> [Objective]
State how many lines in the listing below include the word "title". Give nothing but the number.

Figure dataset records
══════════

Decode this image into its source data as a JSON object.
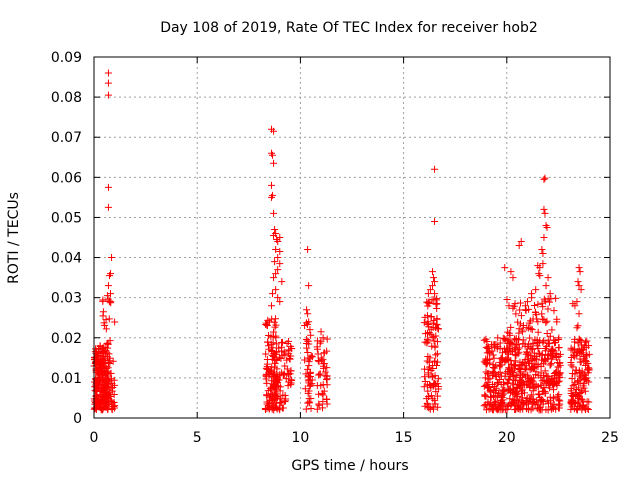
{
  "chart_data": {
    "type": "scatter",
    "title": "Day 108 of 2019, Rate Of TEC Index for receiver hob2",
    "xlabel": "GPS time / hours",
    "ylabel": "ROTI / TECUs",
    "xlim": [
      0,
      25
    ],
    "ylim": [
      0,
      0.09
    ],
    "xticks": [
      0,
      5,
      10,
      15,
      20,
      25
    ],
    "yticks": [
      0,
      0.01,
      0.02,
      0.03,
      0.04,
      0.05,
      0.06,
      0.07,
      0.08,
      0.09
    ],
    "xtick_labels": [
      "0",
      "5",
      "10",
      "15",
      "20",
      "25"
    ],
    "ytick_labels": [
      "0",
      "0.01",
      "0.02",
      "0.03",
      "0.04",
      "0.05",
      "0.06",
      "0.07",
      "0.08",
      "0.09"
    ],
    "grid": true,
    "marker": "+",
    "color": "#ff0000",
    "clusters": [
      {
        "x": [
          0.0,
          0.7
        ],
        "y": [
          0.002,
          0.018
        ],
        "n": 220
      },
      {
        "x": [
          0.4,
          1.0
        ],
        "y": [
          0.002,
          0.03
        ],
        "n": 80
      },
      {
        "x": [
          8.3,
          8.9
        ],
        "y": [
          0.002,
          0.025
        ],
        "n": 110
      },
      {
        "x": [
          8.6,
          9.3
        ],
        "y": [
          0.002,
          0.02
        ],
        "n": 60
      },
      {
        "x": [
          9.3,
          9.6
        ],
        "y": [
          0.008,
          0.02
        ],
        "n": 25
      },
      {
        "x": [
          10.2,
          10.6
        ],
        "y": [
          0.002,
          0.025
        ],
        "n": 45
      },
      {
        "x": [
          10.8,
          11.3
        ],
        "y": [
          0.002,
          0.02
        ],
        "n": 45
      },
      {
        "x": [
          16.0,
          16.7
        ],
        "y": [
          0.002,
          0.03
        ],
        "n": 110
      },
      {
        "x": [
          18.9,
          22.6
        ],
        "y": [
          0.002,
          0.02
        ],
        "n": 480
      },
      {
        "x": [
          20.0,
          22.5
        ],
        "y": [
          0.008,
          0.03
        ],
        "n": 130
      },
      {
        "x": [
          23.1,
          24.0
        ],
        "y": [
          0.002,
          0.02
        ],
        "n": 140
      }
    ],
    "points": [
      [
        0.7,
        0.086
      ],
      [
        0.7,
        0.0835
      ],
      [
        0.7,
        0.0805
      ],
      [
        0.7,
        0.0575
      ],
      [
        0.7,
        0.0525
      ],
      [
        0.85,
        0.04
      ],
      [
        0.8,
        0.036
      ],
      [
        0.75,
        0.0355
      ],
      [
        0.7,
        0.033
      ],
      [
        0.8,
        0.031
      ],
      [
        0.65,
        0.0305
      ],
      [
        0.75,
        0.029
      ],
      [
        8.6,
        0.072
      ],
      [
        8.7,
        0.0715
      ],
      [
        8.6,
        0.066
      ],
      [
        8.65,
        0.0655
      ],
      [
        8.7,
        0.0635
      ],
      [
        8.6,
        0.058
      ],
      [
        8.65,
        0.0555
      ],
      [
        8.6,
        0.055
      ],
      [
        8.7,
        0.051
      ],
      [
        8.75,
        0.047
      ],
      [
        8.8,
        0.046
      ],
      [
        8.7,
        0.0455
      ],
      [
        9.0,
        0.045
      ],
      [
        8.85,
        0.0445
      ],
      [
        8.9,
        0.044
      ],
      [
        8.8,
        0.042
      ],
      [
        9.0,
        0.0415
      ],
      [
        8.9,
        0.04
      ],
      [
        8.75,
        0.039
      ],
      [
        9.0,
        0.0385
      ],
      [
        8.9,
        0.037
      ],
      [
        8.8,
        0.036
      ],
      [
        8.7,
        0.035
      ],
      [
        9.1,
        0.034
      ],
      [
        8.8,
        0.032
      ],
      [
        8.65,
        0.031
      ],
      [
        8.9,
        0.03
      ],
      [
        8.6,
        0.028
      ],
      [
        9.0,
        0.029
      ],
      [
        10.35,
        0.042
      ],
      [
        10.4,
        0.033
      ],
      [
        10.3,
        0.027
      ],
      [
        10.35,
        0.026
      ],
      [
        10.4,
        0.024
      ],
      [
        11.0,
        0.0215
      ],
      [
        11.1,
        0.02
      ],
      [
        16.5,
        0.062
      ],
      [
        16.5,
        0.049
      ],
      [
        16.4,
        0.0365
      ],
      [
        16.45,
        0.035
      ],
      [
        16.5,
        0.034
      ],
      [
        16.4,
        0.033
      ],
      [
        16.3,
        0.032
      ],
      [
        16.5,
        0.031
      ],
      [
        16.2,
        0.031
      ],
      [
        20.7,
        0.044
      ],
      [
        20.6,
        0.043
      ],
      [
        19.9,
        0.0375
      ],
      [
        20.2,
        0.0365
      ],
      [
        20.3,
        0.035
      ],
      [
        21.5,
        0.038
      ],
      [
        21.6,
        0.0375
      ],
      [
        21.75,
        0.0385
      ],
      [
        21.55,
        0.036
      ],
      [
        21.6,
        0.0355
      ],
      [
        21.4,
        0.032
      ],
      [
        21.2,
        0.031
      ],
      [
        21.0,
        0.029
      ],
      [
        20.4,
        0.0285
      ],
      [
        20.9,
        0.028
      ],
      [
        21.8,
        0.0595
      ],
      [
        21.85,
        0.0598
      ],
      [
        21.8,
        0.052
      ],
      [
        21.85,
        0.051
      ],
      [
        21.9,
        0.048
      ],
      [
        21.95,
        0.0475
      ],
      [
        21.8,
        0.045
      ],
      [
        21.7,
        0.042
      ],
      [
        21.75,
        0.041
      ],
      [
        22.0,
        0.035
      ],
      [
        21.9,
        0.033
      ],
      [
        22.1,
        0.031
      ],
      [
        23.5,
        0.0375
      ],
      [
        23.55,
        0.0365
      ],
      [
        23.45,
        0.034
      ],
      [
        23.5,
        0.033
      ],
      [
        23.6,
        0.032
      ],
      [
        23.4,
        0.029
      ],
      [
        23.2,
        0.0285
      ],
      [
        23.3,
        0.028
      ],
      [
        23.5,
        0.026
      ],
      [
        23.45,
        0.023
      ],
      [
        23.4,
        0.0225
      ]
    ]
  }
}
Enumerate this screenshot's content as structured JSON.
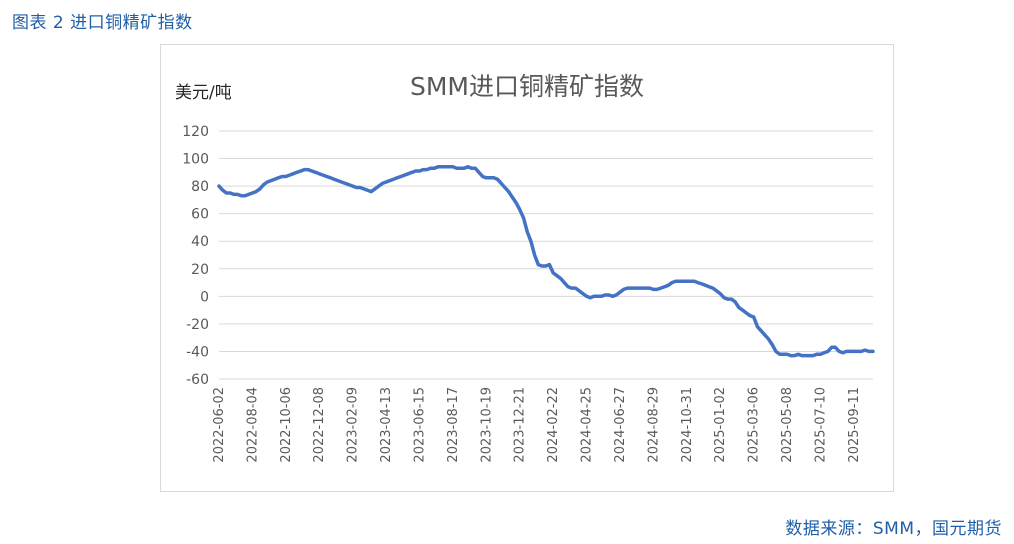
{
  "figure": {
    "caption": "图表 2 进口铜精矿指数",
    "source": "数据来源：SMM，国元期货"
  },
  "chart_data": {
    "type": "line",
    "title": "SMM进口铜精矿指数",
    "ylabel": "美元/吨",
    "xlabel": "",
    "ylim": [
      -60,
      120
    ],
    "yticks": [
      -60,
      -40,
      -20,
      0,
      20,
      40,
      60,
      80,
      100,
      120
    ],
    "grid": true,
    "legend": "none",
    "line_color": "#4472c4",
    "x_tick_labels": [
      "2022-06-02",
      "2022-08-04",
      "2022-10-06",
      "2022-12-08",
      "2023-02-09",
      "2023-04-13",
      "2023-06-15",
      "2023-08-17",
      "2023-10-19",
      "2023-12-21",
      "2024-02-22",
      "2024-04-25",
      "2024-06-27",
      "2024-08-29",
      "2024-10-31",
      "2025-01-02",
      "2025-03-06",
      "2025-05-08",
      "2025-07-10",
      "2025-09-11"
    ],
    "x_range": [
      "2022-06-02",
      "2025-10-17"
    ],
    "series": [
      {
        "points": [
          [
            "2022-06-02",
            80
          ],
          [
            "2022-06-09",
            77
          ],
          [
            "2022-06-16",
            75
          ],
          [
            "2022-06-23",
            75
          ],
          [
            "2022-06-30",
            74
          ],
          [
            "2022-07-07",
            74
          ],
          [
            "2022-07-14",
            73
          ],
          [
            "2022-07-21",
            73
          ],
          [
            "2022-07-28",
            74
          ],
          [
            "2022-08-04",
            75
          ],
          [
            "2022-08-11",
            76
          ],
          [
            "2022-08-18",
            78
          ],
          [
            "2022-08-25",
            81
          ],
          [
            "2022-09-01",
            83
          ],
          [
            "2022-09-08",
            84
          ],
          [
            "2022-09-15",
            85
          ],
          [
            "2022-09-22",
            86
          ],
          [
            "2022-09-29",
            87
          ],
          [
            "2022-10-06",
            87
          ],
          [
            "2022-10-13",
            88
          ],
          [
            "2022-10-20",
            89
          ],
          [
            "2022-10-27",
            90
          ],
          [
            "2022-11-03",
            91
          ],
          [
            "2022-11-10",
            92
          ],
          [
            "2022-11-17",
            92
          ],
          [
            "2022-11-24",
            91
          ],
          [
            "2022-12-01",
            90
          ],
          [
            "2022-12-08",
            89
          ],
          [
            "2022-12-15",
            88
          ],
          [
            "2022-12-22",
            87
          ],
          [
            "2022-12-29",
            86
          ],
          [
            "2023-01-05",
            85
          ],
          [
            "2023-01-12",
            84
          ],
          [
            "2023-01-19",
            83
          ],
          [
            "2023-01-26",
            82
          ],
          [
            "2023-02-02",
            81
          ],
          [
            "2023-02-09",
            80
          ],
          [
            "2023-02-16",
            79
          ],
          [
            "2023-02-23",
            79
          ],
          [
            "2023-03-02",
            78
          ],
          [
            "2023-03-09",
            77
          ],
          [
            "2023-03-16",
            76
          ],
          [
            "2023-03-23",
            78
          ],
          [
            "2023-03-30",
            80
          ],
          [
            "2023-04-06",
            82
          ],
          [
            "2023-04-13",
            83
          ],
          [
            "2023-04-20",
            84
          ],
          [
            "2023-04-27",
            85
          ],
          [
            "2023-05-04",
            86
          ],
          [
            "2023-05-11",
            87
          ],
          [
            "2023-05-18",
            88
          ],
          [
            "2023-05-25",
            89
          ],
          [
            "2023-06-01",
            90
          ],
          [
            "2023-06-08",
            91
          ],
          [
            "2023-06-15",
            91
          ],
          [
            "2023-06-22",
            92
          ],
          [
            "2023-06-29",
            92
          ],
          [
            "2023-07-06",
            93
          ],
          [
            "2023-07-13",
            93
          ],
          [
            "2023-07-20",
            94
          ],
          [
            "2023-07-27",
            94
          ],
          [
            "2023-08-03",
            94
          ],
          [
            "2023-08-10",
            94
          ],
          [
            "2023-08-17",
            94
          ],
          [
            "2023-08-24",
            93
          ],
          [
            "2023-08-31",
            93
          ],
          [
            "2023-09-07",
            93
          ],
          [
            "2023-09-14",
            94
          ],
          [
            "2023-09-21",
            93
          ],
          [
            "2023-09-28",
            93
          ],
          [
            "2023-10-05",
            90
          ],
          [
            "2023-10-12",
            87
          ],
          [
            "2023-10-19",
            86
          ],
          [
            "2023-10-26",
            86
          ],
          [
            "2023-11-02",
            86
          ],
          [
            "2023-11-09",
            85
          ],
          [
            "2023-11-16",
            82
          ],
          [
            "2023-11-23",
            79
          ],
          [
            "2023-11-30",
            76
          ],
          [
            "2023-12-07",
            72
          ],
          [
            "2023-12-14",
            68
          ],
          [
            "2023-12-21",
            63
          ],
          [
            "2023-12-28",
            57
          ],
          [
            "2024-01-04",
            47
          ],
          [
            "2024-01-11",
            40
          ],
          [
            "2024-01-18",
            30
          ],
          [
            "2024-01-25",
            23
          ],
          [
            "2024-02-01",
            22
          ],
          [
            "2024-02-08",
            22
          ],
          [
            "2024-02-15",
            23
          ],
          [
            "2024-02-22",
            17
          ],
          [
            "2024-02-29",
            15
          ],
          [
            "2024-03-07",
            13
          ],
          [
            "2024-03-14",
            10
          ],
          [
            "2024-03-21",
            7
          ],
          [
            "2024-03-28",
            6
          ],
          [
            "2024-04-04",
            6
          ],
          [
            "2024-04-11",
            4
          ],
          [
            "2024-04-18",
            2
          ],
          [
            "2024-04-25",
            0
          ],
          [
            "2024-05-02",
            -1
          ],
          [
            "2024-05-09",
            0
          ],
          [
            "2024-05-16",
            0
          ],
          [
            "2024-05-23",
            0
          ],
          [
            "2024-05-30",
            1
          ],
          [
            "2024-06-06",
            1
          ],
          [
            "2024-06-13",
            0
          ],
          [
            "2024-06-20",
            1
          ],
          [
            "2024-06-27",
            3
          ],
          [
            "2024-07-04",
            5
          ],
          [
            "2024-07-11",
            6
          ],
          [
            "2024-07-18",
            6
          ],
          [
            "2024-07-25",
            6
          ],
          [
            "2024-08-01",
            6
          ],
          [
            "2024-08-08",
            6
          ],
          [
            "2024-08-15",
            6
          ],
          [
            "2024-08-22",
            6
          ],
          [
            "2024-08-29",
            5
          ],
          [
            "2024-09-05",
            5
          ],
          [
            "2024-09-12",
            6
          ],
          [
            "2024-09-19",
            7
          ],
          [
            "2024-09-26",
            8
          ],
          [
            "2024-10-03",
            10
          ],
          [
            "2024-10-10",
            11
          ],
          [
            "2024-10-17",
            11
          ],
          [
            "2024-10-24",
            11
          ],
          [
            "2024-10-31",
            11
          ],
          [
            "2024-11-07",
            11
          ],
          [
            "2024-11-14",
            11
          ],
          [
            "2024-11-21",
            10
          ],
          [
            "2024-11-28",
            9
          ],
          [
            "2024-12-05",
            8
          ],
          [
            "2024-12-12",
            7
          ],
          [
            "2024-12-19",
            6
          ],
          [
            "2024-12-26",
            4
          ],
          [
            "2025-01-02",
            2
          ],
          [
            "2025-01-09",
            -1
          ],
          [
            "2025-01-16",
            -2
          ],
          [
            "2025-01-23",
            -2
          ],
          [
            "2025-01-30",
            -4
          ],
          [
            "2025-02-06",
            -8
          ],
          [
            "2025-02-13",
            -10
          ],
          [
            "2025-02-20",
            -12
          ],
          [
            "2025-02-27",
            -14
          ],
          [
            "2025-03-06",
            -15
          ],
          [
            "2025-03-13",
            -22
          ],
          [
            "2025-03-20",
            -25
          ],
          [
            "2025-03-27",
            -28
          ],
          [
            "2025-04-03",
            -31
          ],
          [
            "2025-04-10",
            -35
          ],
          [
            "2025-04-17",
            -40
          ],
          [
            "2025-04-24",
            -42
          ],
          [
            "2025-05-01",
            -42
          ],
          [
            "2025-05-08",
            -42
          ],
          [
            "2025-05-15",
            -43
          ],
          [
            "2025-05-22",
            -43
          ],
          [
            "2025-05-29",
            -42
          ],
          [
            "2025-06-05",
            -43
          ],
          [
            "2025-06-12",
            -43
          ],
          [
            "2025-06-19",
            -43
          ],
          [
            "2025-06-26",
            -43
          ],
          [
            "2025-07-03",
            -42
          ],
          [
            "2025-07-10",
            -42
          ],
          [
            "2025-07-17",
            -41
          ],
          [
            "2025-07-24",
            -40
          ],
          [
            "2025-07-31",
            -37
          ],
          [
            "2025-08-07",
            -37
          ],
          [
            "2025-08-14",
            -40
          ],
          [
            "2025-08-21",
            -41
          ],
          [
            "2025-08-28",
            -40
          ],
          [
            "2025-09-04",
            -40
          ],
          [
            "2025-09-11",
            -40
          ],
          [
            "2025-09-18",
            -40
          ],
          [
            "2025-09-25",
            -40
          ],
          [
            "2025-10-02",
            -39
          ],
          [
            "2025-10-09",
            -40
          ],
          [
            "2025-10-17",
            -40
          ]
        ]
      }
    ]
  }
}
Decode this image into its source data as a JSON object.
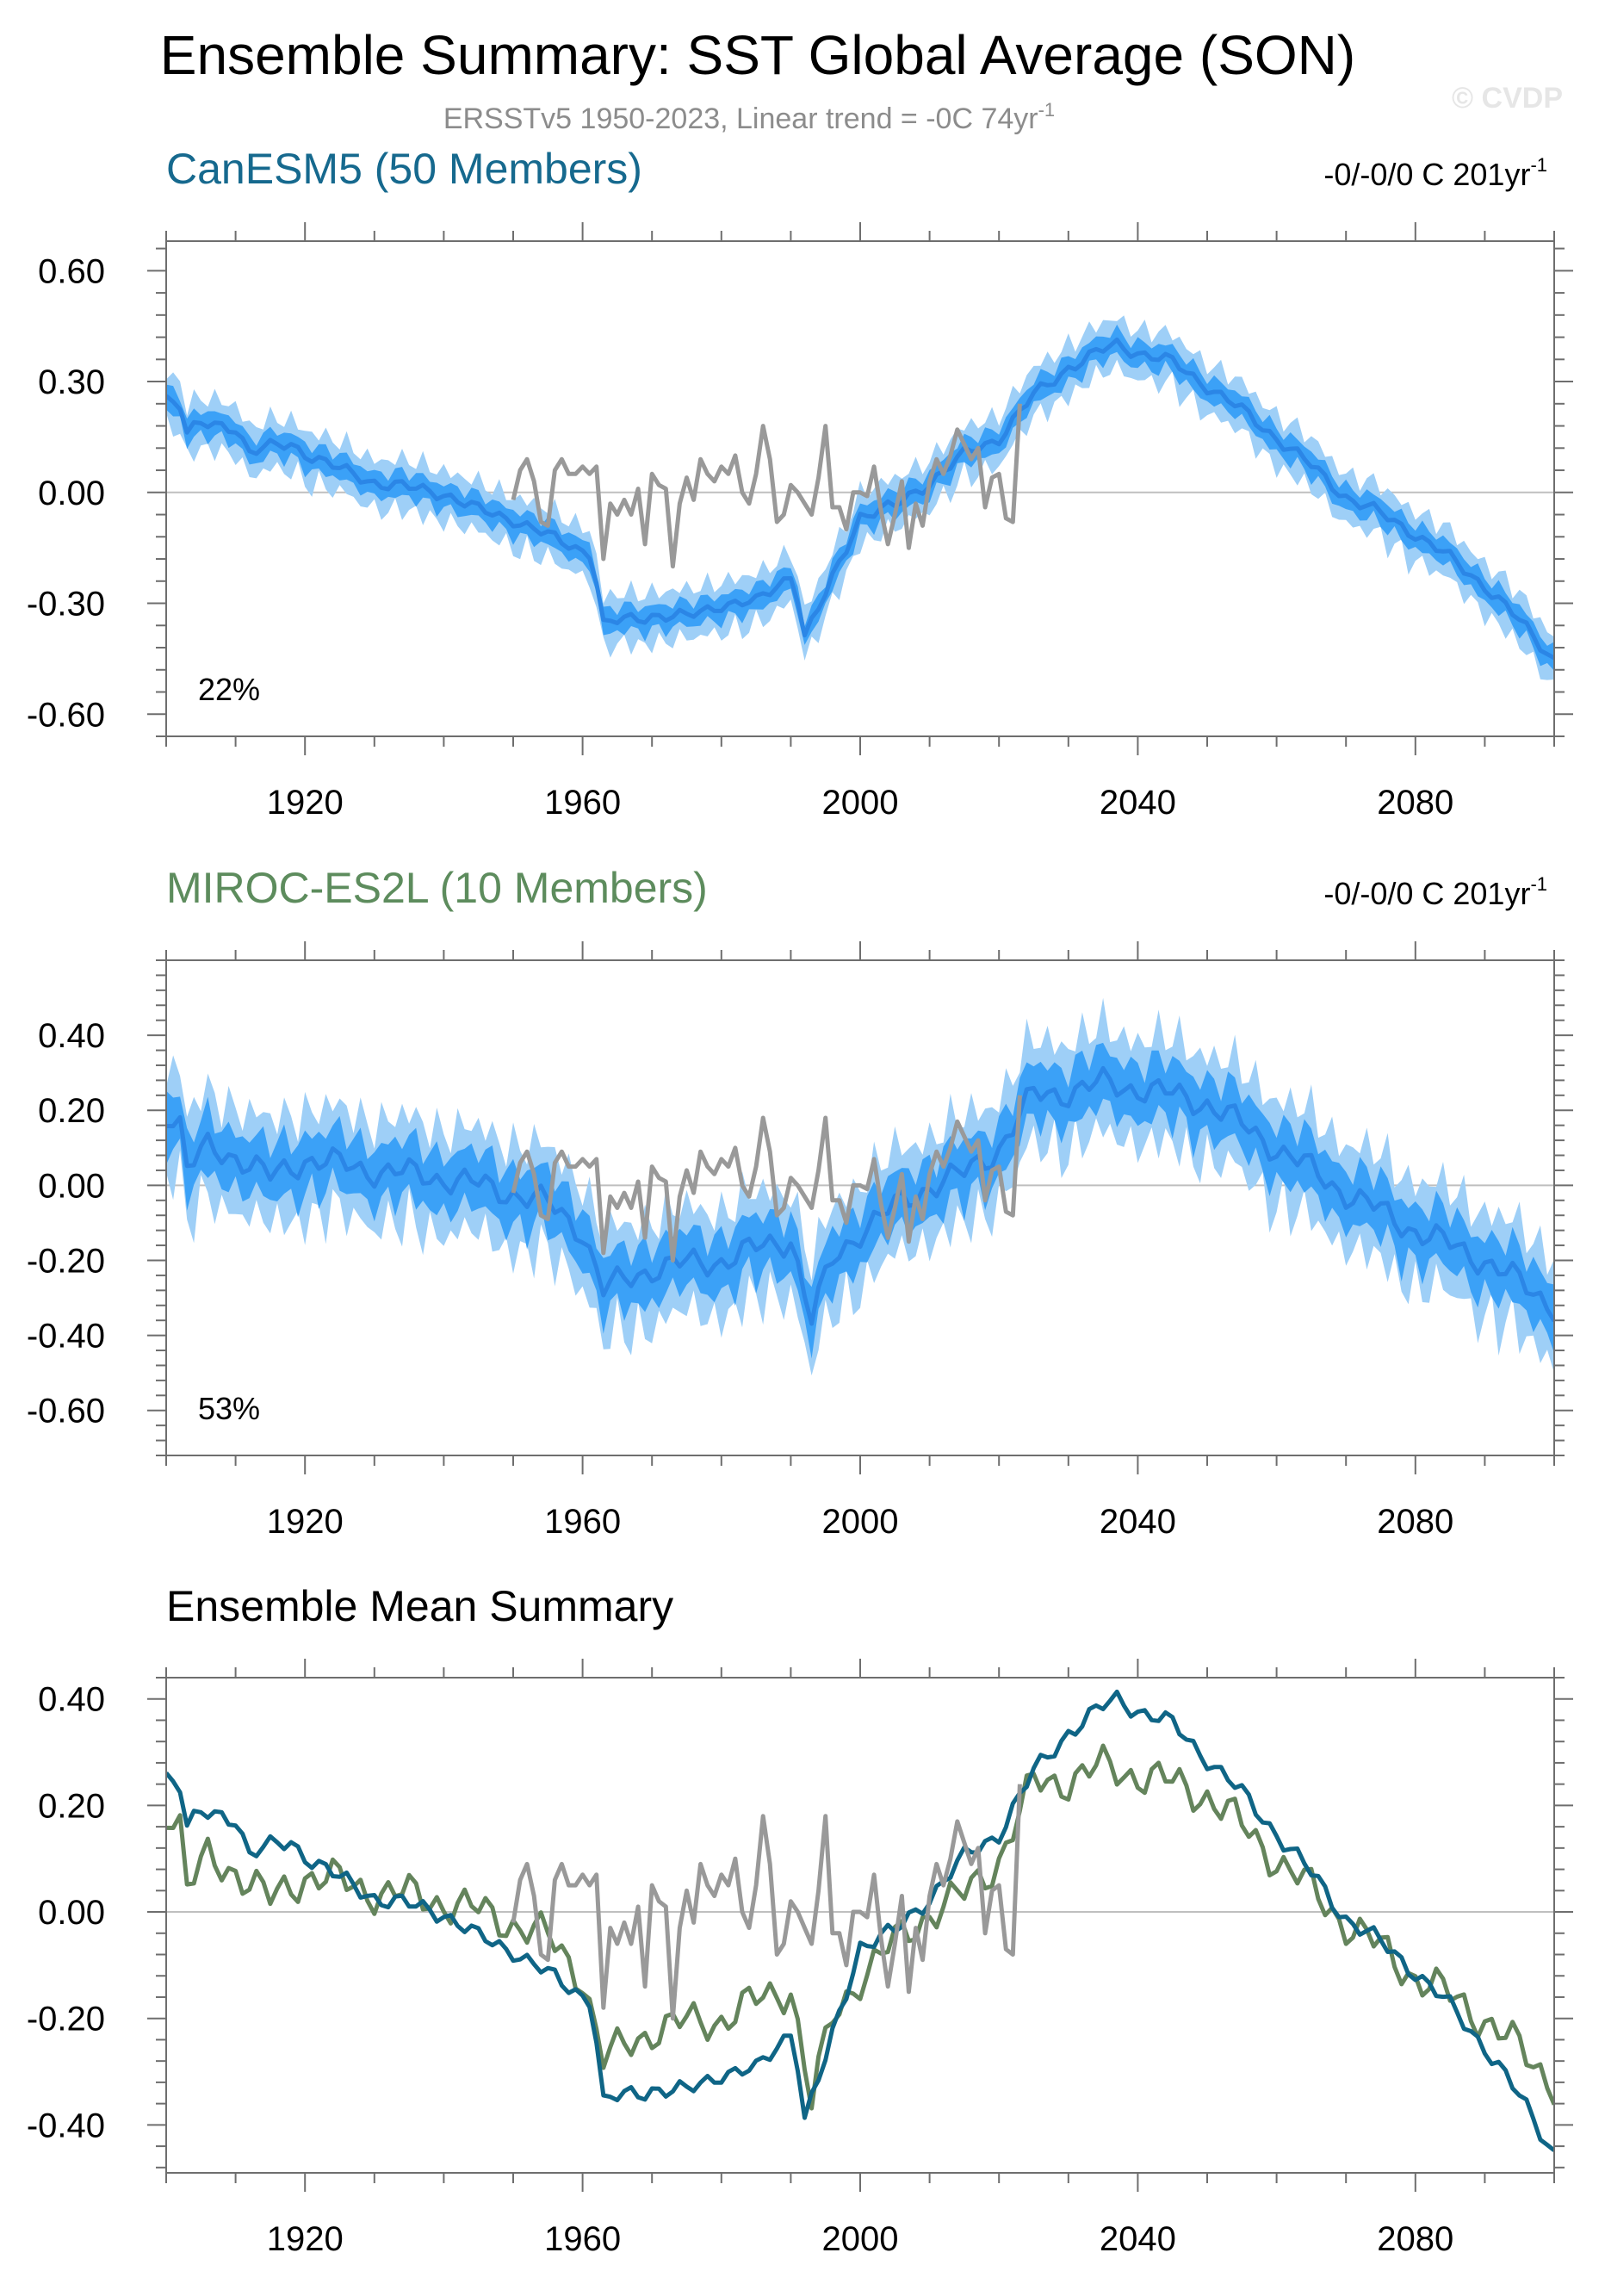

══════════

> [Answer below]
2